Change GCP default service account while initializing firebase admin using node.js

Question

I am trying to deploy my cloud functions in GCP and post deployment it is linked to a default service account. However, I have provided values for specific service account on which it should get deployed/linked.

I am using

const admin = require('firebase-admin');
admin.initializeApp({
    credential: admin.credential.cert("path to serviceAccount.json")
});

Service account Json (removed keys for some obvious reasons)

{
  "type": "service_account",
  "project_id": "[PROJECT_ID]",
  "private_key_id": "xxxx",
  "private_key": "-----BEGIN PRIVATE KEY-----\n[KEY_IS_HERE]\n-----END PRIVATE KEY-----\n",
  "client_email": "[CLIENT_EMAIL]",
  "client_id": "[CLIENT_ID]",
  "auth_uri": "https://accounts.google.com/o/oauth2/auth",
  "token_uri": "https://oauth2.googleapis.com/token",
  "auth_provider_x509_cert_url": "https://www.googleapis.com/oauth2/v1/certs",
  "client_x509_cert_url": "[CLIENT_CERT_URL]"
}

Once Functions are deployed, they are linked to the default service account [email protected]
However the keys are provided for [email protected]

I need suggestions on what needs to be done to deploy on some specific service account and not on default one.

§ Requirement
Please rewrite the forum question starting with "Change GCP default" and going on through "some obvious reasons)", with "cloud functions" changed to "Cloud Run services".

§ Records provided

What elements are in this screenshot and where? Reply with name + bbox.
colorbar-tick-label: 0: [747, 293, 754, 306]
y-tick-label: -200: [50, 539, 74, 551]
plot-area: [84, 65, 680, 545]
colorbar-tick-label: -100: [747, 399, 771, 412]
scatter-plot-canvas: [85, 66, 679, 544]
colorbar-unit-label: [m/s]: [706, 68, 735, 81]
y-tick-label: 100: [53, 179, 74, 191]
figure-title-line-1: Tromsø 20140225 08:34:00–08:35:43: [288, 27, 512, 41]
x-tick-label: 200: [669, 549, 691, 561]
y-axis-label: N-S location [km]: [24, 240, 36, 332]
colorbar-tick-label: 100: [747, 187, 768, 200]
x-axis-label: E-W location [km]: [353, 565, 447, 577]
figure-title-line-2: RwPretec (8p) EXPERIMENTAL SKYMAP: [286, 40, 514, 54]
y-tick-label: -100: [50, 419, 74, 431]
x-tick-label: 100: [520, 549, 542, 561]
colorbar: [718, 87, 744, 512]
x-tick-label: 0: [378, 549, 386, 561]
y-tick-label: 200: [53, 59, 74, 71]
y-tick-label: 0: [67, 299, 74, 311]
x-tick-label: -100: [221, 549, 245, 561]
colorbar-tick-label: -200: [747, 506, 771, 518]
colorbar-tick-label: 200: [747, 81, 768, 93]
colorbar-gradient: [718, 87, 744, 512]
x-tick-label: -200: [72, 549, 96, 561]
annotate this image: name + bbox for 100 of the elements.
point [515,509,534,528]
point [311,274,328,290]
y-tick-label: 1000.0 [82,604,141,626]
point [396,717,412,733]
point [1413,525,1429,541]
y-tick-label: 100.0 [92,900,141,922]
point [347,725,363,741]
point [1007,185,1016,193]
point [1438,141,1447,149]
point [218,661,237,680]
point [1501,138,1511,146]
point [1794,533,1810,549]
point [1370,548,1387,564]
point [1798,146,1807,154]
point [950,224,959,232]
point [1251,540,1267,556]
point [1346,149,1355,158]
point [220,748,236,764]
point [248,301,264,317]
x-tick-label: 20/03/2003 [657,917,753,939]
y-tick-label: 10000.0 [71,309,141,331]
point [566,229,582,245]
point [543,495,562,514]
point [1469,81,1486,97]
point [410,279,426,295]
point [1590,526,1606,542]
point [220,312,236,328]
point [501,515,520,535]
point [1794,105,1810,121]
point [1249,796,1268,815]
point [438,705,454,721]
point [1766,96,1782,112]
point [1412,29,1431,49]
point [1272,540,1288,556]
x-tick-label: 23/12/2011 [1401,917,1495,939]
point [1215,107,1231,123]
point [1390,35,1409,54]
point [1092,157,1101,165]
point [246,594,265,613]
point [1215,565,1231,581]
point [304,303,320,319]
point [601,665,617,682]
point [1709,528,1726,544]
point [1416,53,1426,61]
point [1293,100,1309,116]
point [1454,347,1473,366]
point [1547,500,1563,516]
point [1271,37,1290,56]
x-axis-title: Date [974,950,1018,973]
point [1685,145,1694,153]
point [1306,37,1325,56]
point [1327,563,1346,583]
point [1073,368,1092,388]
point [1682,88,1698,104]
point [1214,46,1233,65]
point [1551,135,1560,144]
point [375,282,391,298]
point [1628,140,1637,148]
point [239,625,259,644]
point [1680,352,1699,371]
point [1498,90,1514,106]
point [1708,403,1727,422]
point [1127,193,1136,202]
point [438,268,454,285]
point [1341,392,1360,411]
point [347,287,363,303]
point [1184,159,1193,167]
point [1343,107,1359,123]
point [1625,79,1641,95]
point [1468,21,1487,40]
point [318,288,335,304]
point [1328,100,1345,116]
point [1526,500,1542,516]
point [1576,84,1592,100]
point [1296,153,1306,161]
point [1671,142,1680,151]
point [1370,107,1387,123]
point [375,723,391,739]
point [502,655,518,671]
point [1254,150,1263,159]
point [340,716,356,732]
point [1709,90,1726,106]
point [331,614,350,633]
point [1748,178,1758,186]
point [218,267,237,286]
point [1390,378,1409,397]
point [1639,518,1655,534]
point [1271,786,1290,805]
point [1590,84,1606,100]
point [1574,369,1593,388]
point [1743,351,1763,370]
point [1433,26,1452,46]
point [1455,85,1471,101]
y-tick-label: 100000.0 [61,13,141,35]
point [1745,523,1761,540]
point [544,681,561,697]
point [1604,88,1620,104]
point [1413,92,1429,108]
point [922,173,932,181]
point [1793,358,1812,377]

§ Result of the task
Change GCP default service account while initializing firebase admin using node.js

Question

I am trying to deploy my Cloud Run services in GCP and post deployment it is linked to a default service account. However, I have provided values for specific service account on which it should get deployed/linked.

I am using

const admin = require('firebase-admin');
admin.initializeApp({
    credential: admin.credential.cert("path to serviceAccount.json")
});

Service account Json (removed keys for some obvious reasons)